- EXERCÍCIO BREVE 1: Reproduza o trecho da entrevista que começa com as palavras "R- Não, não." e termina com "era de noite?".

- TRECHO DA PÁGINA:
- - -
P/1- E os seus colegas, quem eram os seus colegas? Aqui de Taubaté, também?
R- Taubaté.
P/1- Mas já comerciantes também?
R- Alguns.
P/1- Por exemplo, o senhor lembra de algum?
R- Sei, o Gil Danelli
P/1- Ah, o Danelli?
R- É, o Gil Danelli foi meu colega, como a gente fala, o Jacó, a gente fala o Jacó, e outros que agora eu num...
P/1- Quer dizer, eles já tinham comércio e eles foram procurar a escola técnica. E tinha algum apoio de alguma entidade?
R- Não, não.
P/1- Era paga? Era uma escola paga?
R- Era paga. Era escola paga.
P/1- Mas era caro, não?
R- Não. Na época era 10 reais. 10... 10 cruzeiros, acho que era 10 cruzeiros, 10 cruzeiros a mensalidade.
P/1- E era de noite?
R- À noite.
P/1- E os professores, Seu Romeu, vinham de onde?
R- De Taubaté, mesmo.
P/1- Também de Taubaté. Também donos de comércio, não?
R- Não. Eram, eram professores... no... colégio do estado e à noite funcionava na Escola do Comércio.
- - -
- EXERCÍCIO BREVE 2: Por favor, converta em tabela Markdown, com as colunas Número e Linha, somente as linhas dos registros que vão da que contém "data-point: [530, 177, 537, 184]" até a que contém "data-point: [800, 64, 807, 71]", ambas incluídas e sem as linhas em branco.

(Registros de anotação de regiões)
- - -
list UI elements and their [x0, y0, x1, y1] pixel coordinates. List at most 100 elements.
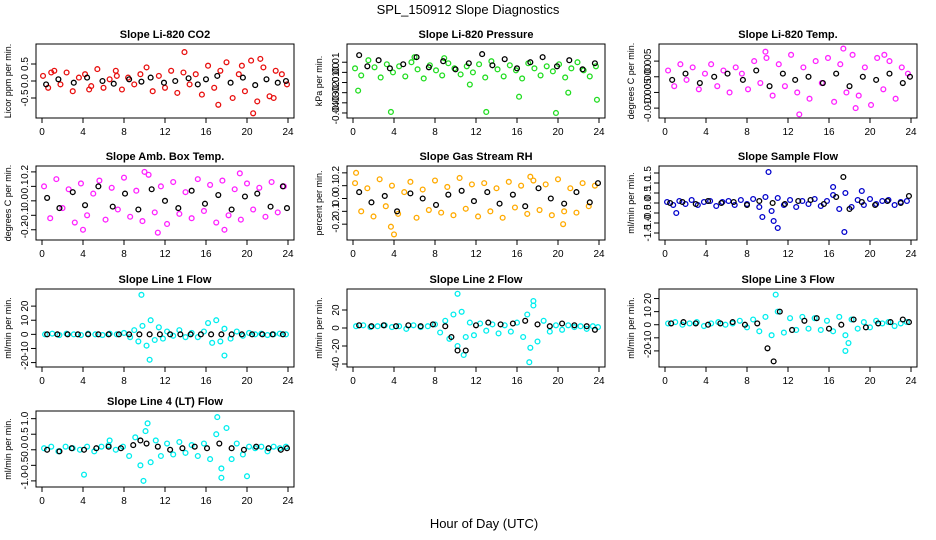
data-point: [530, 177, 537, 184]
data-point: [520, 333, 527, 341]
overlay-point: [85, 331, 92, 338]
y-tick-label: 0.005: [643, 48, 654, 73]
data-point: [593, 96, 600, 103]
data-point: [236, 170, 243, 177]
data-point: [207, 181, 214, 188]
data-point: [233, 328, 240, 335]
y-tick-label: -20: [643, 343, 654, 358]
data-point: [143, 64, 150, 71]
data-point: [364, 185, 371, 192]
data-point: [283, 81, 291, 88]
data-point: [546, 328, 553, 335]
data-point: [358, 208, 365, 215]
overlay-point: [105, 443, 112, 450]
data-point: [861, 64, 868, 71]
y-tick-label: -0.1: [331, 202, 342, 220]
y-tick-label: -0.5: [20, 89, 31, 107]
data-point: [836, 313, 843, 320]
data-point: [568, 65, 575, 72]
overlay-point: [64, 331, 71, 338]
data-point: [441, 55, 448, 62]
overlay-point: [228, 206, 235, 213]
data-point: [511, 204, 518, 211]
data-point: [474, 213, 482, 220]
overlay-point: [442, 323, 449, 330]
data-point: [215, 101, 222, 108]
data-point: [164, 440, 171, 447]
overlay-point: [729, 319, 736, 326]
data-point: [562, 74, 569, 81]
data-point: [786, 196, 794, 204]
data-point: [132, 434, 139, 441]
overlay-point: [265, 445, 272, 452]
data-point: [800, 64, 807, 71]
x-tick-label: 0: [39, 249, 45, 260]
panel-title: Slope Line 2 Flow: [430, 274, 523, 286]
overlay-point: [440, 58, 447, 65]
x-tick-label: 24: [282, 496, 294, 507]
data-point: [371, 64, 378, 71]
overlay-point: [724, 70, 731, 77]
data-point: [438, 209, 445, 216]
data-point: [221, 226, 228, 233]
data-point: [161, 84, 169, 91]
data-point: [561, 208, 568, 215]
data-point: [243, 180, 251, 187]
data-point: [565, 322, 572, 329]
data-point: [413, 214, 420, 221]
data-point: [796, 111, 803, 118]
data-point: [144, 420, 151, 427]
data-point: [866, 195, 874, 203]
overlay-point: [429, 321, 437, 328]
data-point: [874, 54, 881, 62]
y-tick-label: 0.00: [331, 62, 342, 82]
overlay-point: [756, 197, 763, 205]
overlay-point: [425, 64, 432, 71]
overlay-point: [833, 70, 840, 77]
data-point: [585, 203, 592, 210]
data-point: [762, 313, 769, 320]
overlay-point: [682, 70, 689, 77]
overlay-point: [795, 197, 802, 205]
x-tick-label: 16: [200, 249, 212, 260]
data-point: [559, 326, 566, 333]
data-point: [560, 221, 567, 228]
data-point: [763, 54, 770, 62]
overlay-point: [559, 320, 566, 327]
y-tick-label: 20: [20, 300, 31, 312]
data-point: [164, 220, 171, 228]
data-point: [181, 49, 188, 56]
overlay-point: [197, 331, 204, 338]
data-point: [799, 197, 806, 205]
y-tick-label: -10: [643, 330, 654, 345]
data-point: [367, 324, 374, 331]
x-tick-label: 4: [391, 127, 397, 138]
data-point: [182, 449, 189, 456]
overlay-point: [741, 321, 748, 328]
data-point: [425, 207, 432, 214]
panel-title: Slope Gas Stream RH: [419, 151, 532, 163]
data-point: [842, 332, 849, 339]
data-point: [250, 110, 257, 117]
overlay-point: [70, 79, 77, 86]
overlay-point: [679, 198, 686, 206]
data-point: [549, 68, 556, 75]
overlay-point: [583, 323, 590, 330]
data-point: [450, 212, 457, 219]
overlay-point: [668, 320, 675, 327]
data-point: [854, 325, 861, 332]
overlay-point: [417, 323, 424, 330]
data-point: [270, 443, 277, 450]
data-point: [765, 168, 772, 176]
data-point: [118, 86, 125, 93]
data-point: [892, 95, 899, 102]
data-point: [47, 215, 54, 222]
data-point: [788, 51, 795, 58]
data-point: [794, 89, 801, 96]
overlay-point: [215, 191, 222, 199]
overlay-point: [126, 76, 133, 83]
x-tick-label: 12: [470, 376, 482, 387]
data-point: [270, 94, 277, 102]
data-point: [824, 54, 832, 62]
x-tick-label: 24: [593, 249, 605, 260]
- - -
- RESOLUÇÃO 1:
R- Não, não.
P/1- Era paga? Era uma escola paga?
R- Era paga. Era escola paga.
P/1- Mas era caro, não?
R- Não. Na época era 10 reais. 10... 10 cruzeiros, acho que era 10 cruzeiros, 10 cruzeiros a mensalidade.
P/1- E era de noite?

- RESOLUÇÃO 2:
| Número | Linha |
|---|---|
| 1 | data-point: [530, 177, 537, 184] |
| 2 | data-point: [520, 333, 527, 341] |
| 3 | overlay-point: [85, 331, 92, 338] |
| 4 | y-tick-label: 0.005: [643, 48, 654, 73] |
| 5 | data-point: [593, 96, 600, 103] |
| 6 | data-point: [236, 170, 243, 177] |
| 7 | data-point: [207, 181, 214, 188] |
| 8 | data-point: [233, 328, 240, 335] |
| 9 | y-tick-label: -20: [643, 343, 654, 358] |
| 10 | data-point: [143, 64, 150, 71] |
| 11 | data-point: [364, 185, 371, 192] |
| 12 | data-point: [283, 81, 291, 88] |
| 13 | data-point: [546, 328, 553, 335] |
| 14 | data-point: [358, 208, 365, 215] |
| 15 | overlay-point: [105, 443, 112, 450] |
| 16 | data-point: [861, 64, 868, 71] |
| 17 | y-tick-label: -0.1: [331, 202, 342, 220] |
| 18 | y-tick-label: -0.5: [20, 89, 31, 107] |
| 19 | data-point: [836, 313, 843, 320] |
| 20 | data-point: [568, 65, 575, 72] |
| 21 | overlay-point: [64, 331, 71, 338] |
| 22 | data-point: [441, 55, 448, 62] |
| 23 | overlay-point: [228, 206, 235, 213] |
| 24 | data-point: [511, 204, 518, 211] |
| 25 | data-point: [474, 213, 482, 220] |
| 26 | overlay-point: [442, 323, 449, 330] |
| 27 | data-point: [215, 101, 222, 108] |
| 28 | data-point: [164, 440, 171, 447] |
| 29 | overlay-point: [729, 319, 736, 326] |
| 30 | data-point: [562, 74, 569, 81] |
| 31 | data-point: [786, 196, 794, 204] |
| 32 | data-point: [132, 434, 139, 441] |
| 33 | overlay-point: [265, 445, 272, 452] |
| 34 | data-point: [800, 64, 807, 71] |